→ Exercise:
The records below are to be repeated in full, exactly as they are.

→ Data to process:
** start **

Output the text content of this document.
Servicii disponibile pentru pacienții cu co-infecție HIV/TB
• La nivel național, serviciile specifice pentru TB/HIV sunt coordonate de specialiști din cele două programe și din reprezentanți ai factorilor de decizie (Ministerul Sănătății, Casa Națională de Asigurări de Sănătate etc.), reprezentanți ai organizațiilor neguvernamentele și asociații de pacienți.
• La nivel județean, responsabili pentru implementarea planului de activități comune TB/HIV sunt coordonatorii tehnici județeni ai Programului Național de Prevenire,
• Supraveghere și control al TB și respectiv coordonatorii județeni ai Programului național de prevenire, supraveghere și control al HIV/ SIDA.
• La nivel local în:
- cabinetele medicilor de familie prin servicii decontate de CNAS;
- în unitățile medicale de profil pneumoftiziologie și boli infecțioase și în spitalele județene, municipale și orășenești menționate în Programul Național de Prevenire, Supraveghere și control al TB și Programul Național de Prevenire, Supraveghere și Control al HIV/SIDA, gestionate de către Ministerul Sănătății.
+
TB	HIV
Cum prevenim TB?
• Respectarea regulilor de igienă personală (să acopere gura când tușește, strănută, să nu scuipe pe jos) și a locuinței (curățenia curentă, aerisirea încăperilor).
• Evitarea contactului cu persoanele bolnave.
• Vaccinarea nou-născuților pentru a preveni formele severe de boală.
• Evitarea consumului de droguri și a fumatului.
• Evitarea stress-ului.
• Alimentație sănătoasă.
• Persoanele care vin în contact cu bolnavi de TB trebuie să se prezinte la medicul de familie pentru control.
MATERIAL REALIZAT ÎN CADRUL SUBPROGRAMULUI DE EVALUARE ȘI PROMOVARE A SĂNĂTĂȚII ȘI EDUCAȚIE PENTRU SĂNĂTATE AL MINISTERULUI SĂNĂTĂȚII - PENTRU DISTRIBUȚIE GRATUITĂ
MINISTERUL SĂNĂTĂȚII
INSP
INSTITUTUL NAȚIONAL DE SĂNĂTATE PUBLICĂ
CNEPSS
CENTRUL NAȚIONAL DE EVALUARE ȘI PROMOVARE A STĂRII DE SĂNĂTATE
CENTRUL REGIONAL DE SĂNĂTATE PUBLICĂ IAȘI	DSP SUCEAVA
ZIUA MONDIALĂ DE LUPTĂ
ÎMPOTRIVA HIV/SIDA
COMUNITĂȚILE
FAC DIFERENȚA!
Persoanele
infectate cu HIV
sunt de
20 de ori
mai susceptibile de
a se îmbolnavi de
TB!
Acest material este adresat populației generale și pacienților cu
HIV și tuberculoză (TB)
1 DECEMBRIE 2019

** end **

→ Final answer:
Output the text content of this document.
Servicii disponibile pentru pacienții cu co-infecție HIV/TB
• La nivel național, serviciile specifice pentru TB/HIV sunt coordonate de specialiști din cele două programe și din reprezentanți ai factorilor de decizie (Ministerul Sănătății, Casa Națională de Asigurări de Sănătate etc.), reprezentanți ai organizațiilor neguvernamentele și asociații de pacienți.
• La nivel județean, responsabili pentru implementarea planului de activități comune TB/HIV sunt coordonatorii tehnici județeni ai Programului Național de Prevenire,
• Supraveghere și control al TB și respectiv coordonatorii județeni ai Programului național de prevenire, supraveghere și control al HIV/ SIDA.
• La nivel local în:
- cabinetele medicilor de familie prin servicii decontate de CNAS;
- în unitățile medicale de profil pneumoftiziologie și boli infecțioase și în spitalele județene, municipale și orășenești menționate în Programul Național de Prevenire, Supraveghere și control al TB și Programul Național de Prevenire, Supraveghere și Control al HIV/SIDA, gestionate de către Ministerul Sănătății.
+
TB	HIV
Cum prevenim TB?
• Respectarea regulilor de igienă personală (să acopere gura când tușește, strănută, să nu scuipe pe jos) și a locuinței (curățenia curentă, aerisirea încăperilor).
• Evitarea contactului cu persoanele bolnave.
• Vaccinarea nou-născuților pentru a preveni formele severe de boală.
• Evitarea consumului de droguri și a fumatului.
• Evitarea stress-ului.
• Alimentație sănătoasă.
• Persoanele care vin în contact cu bolnavi de TB trebuie să se prezinte la medicul de familie pentru control.
MATERIAL REALIZAT ÎN CADRUL SUBPROGRAMULUI DE EVALUARE ȘI PROMOVARE A SĂNĂTĂȚII ȘI EDUCAȚIE PENTRU SĂNĂTATE AL MINISTERULUI SĂNĂTĂȚII - PENTRU DISTRIBUȚIE GRATUITĂ
MINISTERUL SĂNĂTĂȚII
INSP
INSTITUTUL NAȚIONAL DE SĂNĂTATE PUBLICĂ
CNEPSS
CENTRUL NAȚIONAL DE EVALUARE ȘI PROMOVARE A STĂRII DE SĂNĂTATE
CENTRUL REGIONAL DE SĂNĂTATE PUBLICĂ IAȘI	DSP SUCEAVA
ZIUA MONDIALĂ DE LUPTĂ
ÎMPOTRIVA HIV/SIDA
COMUNITĂȚILE
FAC DIFERENȚA!
Persoanele
infectate cu HIV
sunt de
20 de ori
mai susceptibile de
a se îmbolnavi de
TB!
Acest material este adresat populației generale și pacienților cu
HIV și tuberculoză (TB)
1 DECEMBRIE 2019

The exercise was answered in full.